**What the exercise asks**
Every entry must be copied word for word.

**Supplied records**

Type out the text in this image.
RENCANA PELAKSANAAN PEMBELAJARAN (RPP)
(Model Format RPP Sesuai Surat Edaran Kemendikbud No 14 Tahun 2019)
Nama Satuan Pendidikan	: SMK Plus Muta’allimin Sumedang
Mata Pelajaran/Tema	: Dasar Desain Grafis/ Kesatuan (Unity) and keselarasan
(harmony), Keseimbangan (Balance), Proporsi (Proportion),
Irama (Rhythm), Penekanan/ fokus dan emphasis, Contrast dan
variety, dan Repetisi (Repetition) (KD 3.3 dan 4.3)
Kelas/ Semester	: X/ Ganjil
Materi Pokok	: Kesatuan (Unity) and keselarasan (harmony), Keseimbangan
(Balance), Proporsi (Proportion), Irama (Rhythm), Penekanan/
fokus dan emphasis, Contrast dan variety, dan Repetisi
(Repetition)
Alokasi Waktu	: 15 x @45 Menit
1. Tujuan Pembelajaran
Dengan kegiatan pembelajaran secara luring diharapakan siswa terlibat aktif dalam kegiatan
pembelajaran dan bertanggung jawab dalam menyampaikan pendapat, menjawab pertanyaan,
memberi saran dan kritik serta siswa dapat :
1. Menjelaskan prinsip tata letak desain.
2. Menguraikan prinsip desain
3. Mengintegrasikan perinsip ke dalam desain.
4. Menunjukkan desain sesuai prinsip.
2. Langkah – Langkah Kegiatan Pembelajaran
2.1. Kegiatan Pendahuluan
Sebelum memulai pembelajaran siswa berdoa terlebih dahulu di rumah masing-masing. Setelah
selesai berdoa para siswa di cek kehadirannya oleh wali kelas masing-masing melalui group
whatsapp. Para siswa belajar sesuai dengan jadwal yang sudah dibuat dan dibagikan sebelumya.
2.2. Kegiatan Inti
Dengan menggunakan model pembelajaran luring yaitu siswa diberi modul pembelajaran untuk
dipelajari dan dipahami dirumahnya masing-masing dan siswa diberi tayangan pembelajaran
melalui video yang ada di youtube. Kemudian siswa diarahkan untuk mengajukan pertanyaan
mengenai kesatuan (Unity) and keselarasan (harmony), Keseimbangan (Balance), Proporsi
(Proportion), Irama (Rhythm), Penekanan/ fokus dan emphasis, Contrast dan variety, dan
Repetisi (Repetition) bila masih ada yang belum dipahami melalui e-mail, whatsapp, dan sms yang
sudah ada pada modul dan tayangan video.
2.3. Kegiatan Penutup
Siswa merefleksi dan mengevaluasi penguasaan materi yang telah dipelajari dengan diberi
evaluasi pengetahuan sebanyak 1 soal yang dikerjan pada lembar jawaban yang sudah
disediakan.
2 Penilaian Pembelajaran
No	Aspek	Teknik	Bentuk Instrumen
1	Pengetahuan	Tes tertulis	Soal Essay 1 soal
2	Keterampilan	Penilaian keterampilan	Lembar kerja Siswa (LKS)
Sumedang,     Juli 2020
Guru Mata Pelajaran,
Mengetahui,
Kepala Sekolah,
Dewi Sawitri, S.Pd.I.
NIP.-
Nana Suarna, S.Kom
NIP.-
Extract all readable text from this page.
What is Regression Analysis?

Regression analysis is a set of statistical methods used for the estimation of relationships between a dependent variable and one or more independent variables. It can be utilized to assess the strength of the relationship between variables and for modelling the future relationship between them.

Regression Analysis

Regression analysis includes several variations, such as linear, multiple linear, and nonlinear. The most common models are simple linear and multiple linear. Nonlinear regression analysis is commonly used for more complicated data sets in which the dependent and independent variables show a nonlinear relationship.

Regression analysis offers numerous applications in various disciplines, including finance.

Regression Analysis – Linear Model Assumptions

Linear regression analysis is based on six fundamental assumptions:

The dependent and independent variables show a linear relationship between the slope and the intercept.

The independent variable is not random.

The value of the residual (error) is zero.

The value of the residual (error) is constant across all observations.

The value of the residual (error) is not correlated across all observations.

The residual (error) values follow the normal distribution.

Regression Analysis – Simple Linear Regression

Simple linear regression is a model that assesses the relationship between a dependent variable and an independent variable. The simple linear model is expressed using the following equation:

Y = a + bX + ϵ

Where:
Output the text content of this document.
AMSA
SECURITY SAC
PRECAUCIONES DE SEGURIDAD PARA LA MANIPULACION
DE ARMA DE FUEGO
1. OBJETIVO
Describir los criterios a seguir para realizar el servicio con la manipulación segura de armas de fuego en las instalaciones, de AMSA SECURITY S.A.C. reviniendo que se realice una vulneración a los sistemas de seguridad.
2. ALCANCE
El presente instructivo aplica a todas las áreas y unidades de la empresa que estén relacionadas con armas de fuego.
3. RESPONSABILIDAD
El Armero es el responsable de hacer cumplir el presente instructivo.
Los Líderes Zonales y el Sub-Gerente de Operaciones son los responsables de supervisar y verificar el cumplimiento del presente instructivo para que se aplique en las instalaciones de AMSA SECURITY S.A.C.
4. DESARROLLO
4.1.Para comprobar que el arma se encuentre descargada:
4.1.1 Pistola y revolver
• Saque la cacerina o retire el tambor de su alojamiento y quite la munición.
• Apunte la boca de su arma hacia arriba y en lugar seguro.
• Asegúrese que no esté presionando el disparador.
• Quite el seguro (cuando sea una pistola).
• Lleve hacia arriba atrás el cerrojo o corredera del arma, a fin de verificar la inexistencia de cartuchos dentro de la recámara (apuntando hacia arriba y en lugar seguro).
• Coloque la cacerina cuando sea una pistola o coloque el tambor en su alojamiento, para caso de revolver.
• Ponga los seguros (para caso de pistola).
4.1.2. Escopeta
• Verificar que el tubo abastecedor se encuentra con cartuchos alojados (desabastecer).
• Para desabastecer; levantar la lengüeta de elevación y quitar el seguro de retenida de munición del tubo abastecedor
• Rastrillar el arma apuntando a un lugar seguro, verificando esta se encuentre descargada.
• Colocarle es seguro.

**The solution**
Type out the text in this image.
RENCANA PELAKSANAAN PEMBELAJARAN (RPP)
(Model Format RPP Sesuai Surat Edaran Kemendikbud No 14 Tahun 2019)
Nama Satuan Pendidikan	: SMK Plus Muta’allimin Sumedang
Mata Pelajaran/Tema	: Dasar Desain Grafis/ Kesatuan (Unity) and keselarasan
(harmony), Keseimbangan (Balance), Proporsi (Proportion),
Irama (Rhythm), Penekanan/ fokus dan emphasis, Contrast dan
variety, dan Repetisi (Repetition) (KD 3.3 dan 4.3)
Kelas/ Semester	: X/ Ganjil
Materi Pokok	: Kesatuan (Unity) and keselarasan (harmony), Keseimbangan
(Balance), Proporsi (Proportion), Irama (Rhythm), Penekanan/
fokus dan emphasis, Contrast dan variety, dan Repetisi
(Repetition)
Alokasi Waktu	: 15 x @45 Menit
1. Tujuan Pembelajaran
Dengan kegiatan pembelajaran secara luring diharapakan siswa terlibat aktif dalam kegiatan
pembelajaran dan bertanggung jawab dalam menyampaikan pendapat, menjawab pertanyaan,
memberi saran dan kritik serta siswa dapat :
1. Menjelaskan prinsip tata letak desain.
2. Menguraikan prinsip desain
3. Mengintegrasikan perinsip ke dalam desain.
4. Menunjukkan desain sesuai prinsip.
2. Langkah – Langkah Kegiatan Pembelajaran
2.1. Kegiatan Pendahuluan
Sebelum memulai pembelajaran siswa berdoa terlebih dahulu di rumah masing-masing. Setelah
selesai berdoa para siswa di cek kehadirannya oleh wali kelas masing-masing melalui group
whatsapp. Para siswa belajar sesuai dengan jadwal yang sudah dibuat dan dibagikan sebelumya.
2.2. Kegiatan Inti
Dengan menggunakan model pembelajaran luring yaitu siswa diberi modul pembelajaran untuk
dipelajari dan dipahami dirumahnya masing-masing dan siswa diberi tayangan pembelajaran
melalui video yang ada di youtube. Kemudian siswa diarahkan untuk mengajukan pertanyaan
mengenai kesatuan (Unity) and keselarasan (harmony), Keseimbangan (Balance), Proporsi
(Proportion), Irama (Rhythm), Penekanan/ fokus dan emphasis, Contrast dan variety, dan
Repetisi (Repetition) bila masih ada yang belum dipahami melalui e-mail, whatsapp, dan sms yang
sudah ada pada modul dan tayangan video.
2.3. Kegiatan Penutup
Siswa merefleksi dan mengevaluasi penguasaan materi yang telah dipelajari dengan diberi
evaluasi pengetahuan sebanyak 1 soal yang dikerjan pada lembar jawaban yang sudah
disediakan.
2 Penilaian Pembelajaran
No	Aspek	Teknik	Bentuk Instrumen
1	Pengetahuan	Tes tertulis	Soal Essay 1 soal
2	Keterampilan	Penilaian keterampilan	Lembar kerja Siswa (LKS)
Sumedang,     Juli 2020
Guru Mata Pelajaran,
Mengetahui,
Kepala Sekolah,
Dewi Sawitri, S.Pd.I.
NIP.-
Nana Suarna, S.Kom
NIP.-
Extract all readable text from this page.
What is Regression Analysis?

Regression analysis is a set of statistical methods used for the estimation of relationships between a dependent variable and one or more independent variables. It can be utilized to assess the strength of the relationship between variables and for modelling the future relationship between them.

Regression Analysis

Regression analysis includes several variations, such as linear, multiple linear, and nonlinear. The most common models are simple linear and multiple linear. Nonlinear regression analysis is commonly used for more complicated data sets in which the dependent and independent variables show a nonlinear relationship.

Regression analysis offers numerous applications in various disciplines, including finance.

Regression Analysis – Linear Model Assumptions

Linear regression analysis is based on six fundamental assumptions:

The dependent and independent variables show a linear relationship between the slope and the intercept.

The independent variable is not random.

The value of the residual (error) is zero.

The value of the residual (error) is constant across all observations.

The value of the residual (error) is not correlated across all observations.

The residual (error) values follow the normal distribution.

Regression Analysis – Simple Linear Regression

Simple linear regression is a model that assesses the relationship between a dependent variable and an independent variable. The simple linear model is expressed using the following equation:

Y = a + bX + ϵ

Where:
Output the text content of this document.
AMSA
SECURITY SAC
PRECAUCIONES DE SEGURIDAD PARA LA MANIPULACION
DE ARMA DE FUEGO
1. OBJETIVO
Describir los criterios a seguir para realizar el servicio con la manipulación segura de armas de fuego en las instalaciones, de AMSA SECURITY S.A.C. reviniendo que se realice una vulneración a los sistemas de seguridad.
2. ALCANCE
El presente instructivo aplica a todas las áreas y unidades de la empresa que estén relacionadas con armas de fuego.
3. RESPONSABILIDAD
El Armero es el responsable de hacer cumplir el presente instructivo.
Los Líderes Zonales y el Sub-Gerente de Operaciones son los responsables de supervisar y verificar el cumplimiento del presente instructivo para que se aplique en las instalaciones de AMSA SECURITY S.A.C.
4. DESARROLLO
4.1.Para comprobar que el arma se encuentre descargada:
4.1.1 Pistola y revolver
• Saque la cacerina o retire el tambor de su alojamiento y quite la munición.
• Apunte la boca de su arma hacia arriba y en lugar seguro.
• Asegúrese que no esté presionando el disparador.
• Quite el seguro (cuando sea una pistola).
• Lleve hacia arriba atrás el cerrojo o corredera del arma, a fin de verificar la inexistencia de cartuchos dentro de la recámara (apuntando hacia arriba y en lugar seguro).
• Coloque la cacerina cuando sea una pistola o coloque el tambor en su alojamiento, para caso de revolver.
• Ponga los seguros (para caso de pistola).
4.1.2. Escopeta
• Verificar que el tubo abastecedor se encuentra con cartuchos alojados (desabastecer).
• Para desabastecer; levantar la lengüeta de elevación y quitar el seguro de retenida de munición del tubo abastecedor
• Rastrillar el arma apuntando a un lugar seguro, verificando esta se encuentre descargada.
• Colocarle es seguro.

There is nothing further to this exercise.